* begin *
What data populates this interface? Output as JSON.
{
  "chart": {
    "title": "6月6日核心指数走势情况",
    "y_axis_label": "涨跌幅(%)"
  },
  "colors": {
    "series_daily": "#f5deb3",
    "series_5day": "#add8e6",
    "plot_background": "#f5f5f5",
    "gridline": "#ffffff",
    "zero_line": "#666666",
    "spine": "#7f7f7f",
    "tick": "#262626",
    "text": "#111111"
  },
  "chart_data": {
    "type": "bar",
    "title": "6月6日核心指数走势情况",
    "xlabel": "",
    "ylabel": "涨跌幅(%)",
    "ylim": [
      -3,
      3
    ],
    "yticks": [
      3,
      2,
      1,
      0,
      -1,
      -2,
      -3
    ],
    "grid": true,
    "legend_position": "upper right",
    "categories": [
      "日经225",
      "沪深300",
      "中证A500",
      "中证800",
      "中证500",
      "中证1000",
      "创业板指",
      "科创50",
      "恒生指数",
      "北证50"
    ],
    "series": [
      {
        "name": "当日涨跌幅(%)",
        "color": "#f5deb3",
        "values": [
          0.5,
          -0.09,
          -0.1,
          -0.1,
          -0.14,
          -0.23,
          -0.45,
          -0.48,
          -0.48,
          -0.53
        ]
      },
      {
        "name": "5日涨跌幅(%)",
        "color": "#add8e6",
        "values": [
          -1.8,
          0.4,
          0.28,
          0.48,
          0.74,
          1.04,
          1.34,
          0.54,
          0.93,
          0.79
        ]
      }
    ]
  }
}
* end *
# [Task statement]
Restate each entry exactly, skipping none.

# [In response]
What data populates this interface? Output as JSON.
{
  "chart": {
    "title": "6月6日核心指数走势情况",
    "y_axis_label": "涨跌幅(%)"
  },
  "colors": {
    "series_daily": "#f5deb3",
    "series_5day": "#add8e6",
    "plot_background": "#f5f5f5",
    "gridline": "#ffffff",
    "zero_line": "#666666",
    "spine": "#7f7f7f",
    "tick": "#262626",
    "text": "#111111"
  },
  "chart_data": {
    "type": "bar",
    "title": "6月6日核心指数走势情况",
    "xlabel": "",
    "ylabel": "涨跌幅(%)",
    "ylim": [
      -3,
      3
    ],
    "yticks": [
      3,
      2,
      1,
      0,
      -1,
      -2,
      -3
    ],
    "grid": true,
    "legend_position": "upper right",
    "categories": [
      "日经225",
      "沪深300",
      "中证A500",
      "中证800",
      "中证500",
      "中证1000",
      "创业板指",
      "科创50",
      "恒生指数",
      "北证50"
    ],
    "series": [
      {
        "name": "当日涨跌幅(%)",
        "color": "#f5deb3",
        "values": [
          0.5,
          -0.09,
          -0.1,
          -0.1,
          -0.14,
          -0.23,
          -0.45,
          -0.48,
          -0.48,
          -0.53
        ]
      },
      {
        "name": "5日涨跌幅(%)",
        "color": "#add8e6",
        "values": [
          -1.8,
          0.4,
          0.28,
          0.48,
          0.74,
          1.04,
          1.34,
          0.54,
          0.93,
          0.79
        ]
      }
    ]
  }
}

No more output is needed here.